REQUEST: Your task is to copy every line of the entries that contains "Pipe".

INPUT ROWS:

——————————

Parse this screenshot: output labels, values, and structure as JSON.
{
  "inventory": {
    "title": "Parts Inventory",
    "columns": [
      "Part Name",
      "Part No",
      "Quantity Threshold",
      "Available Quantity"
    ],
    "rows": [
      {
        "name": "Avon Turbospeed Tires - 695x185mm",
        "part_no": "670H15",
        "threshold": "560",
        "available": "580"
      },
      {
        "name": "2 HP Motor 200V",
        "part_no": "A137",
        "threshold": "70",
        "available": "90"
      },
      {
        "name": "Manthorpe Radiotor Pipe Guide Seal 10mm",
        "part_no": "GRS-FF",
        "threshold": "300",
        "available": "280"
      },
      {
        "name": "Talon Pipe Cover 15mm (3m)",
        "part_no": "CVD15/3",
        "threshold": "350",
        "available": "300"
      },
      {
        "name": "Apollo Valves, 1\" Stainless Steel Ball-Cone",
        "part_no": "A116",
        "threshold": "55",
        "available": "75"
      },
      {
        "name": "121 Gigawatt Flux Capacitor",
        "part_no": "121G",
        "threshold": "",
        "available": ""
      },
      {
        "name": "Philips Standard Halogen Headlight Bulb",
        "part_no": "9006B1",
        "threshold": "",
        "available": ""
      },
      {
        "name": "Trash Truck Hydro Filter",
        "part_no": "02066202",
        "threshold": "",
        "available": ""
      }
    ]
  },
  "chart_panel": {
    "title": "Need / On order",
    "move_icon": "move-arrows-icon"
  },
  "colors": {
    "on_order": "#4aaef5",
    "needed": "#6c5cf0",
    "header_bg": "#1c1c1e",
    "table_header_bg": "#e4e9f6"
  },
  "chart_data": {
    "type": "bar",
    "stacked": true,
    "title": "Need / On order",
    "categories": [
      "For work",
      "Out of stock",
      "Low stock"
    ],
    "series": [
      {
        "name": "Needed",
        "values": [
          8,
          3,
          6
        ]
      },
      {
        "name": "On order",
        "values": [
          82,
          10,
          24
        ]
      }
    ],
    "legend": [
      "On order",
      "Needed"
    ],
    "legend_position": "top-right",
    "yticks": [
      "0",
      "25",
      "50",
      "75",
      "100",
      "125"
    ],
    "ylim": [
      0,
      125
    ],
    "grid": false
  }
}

——————————

EXERCISE OUTPUT:
        "name": "Manthorpe Radiotor Pipe Guide Seal 10mm",
        "name": "Talon Pipe Cover 15mm (3m)",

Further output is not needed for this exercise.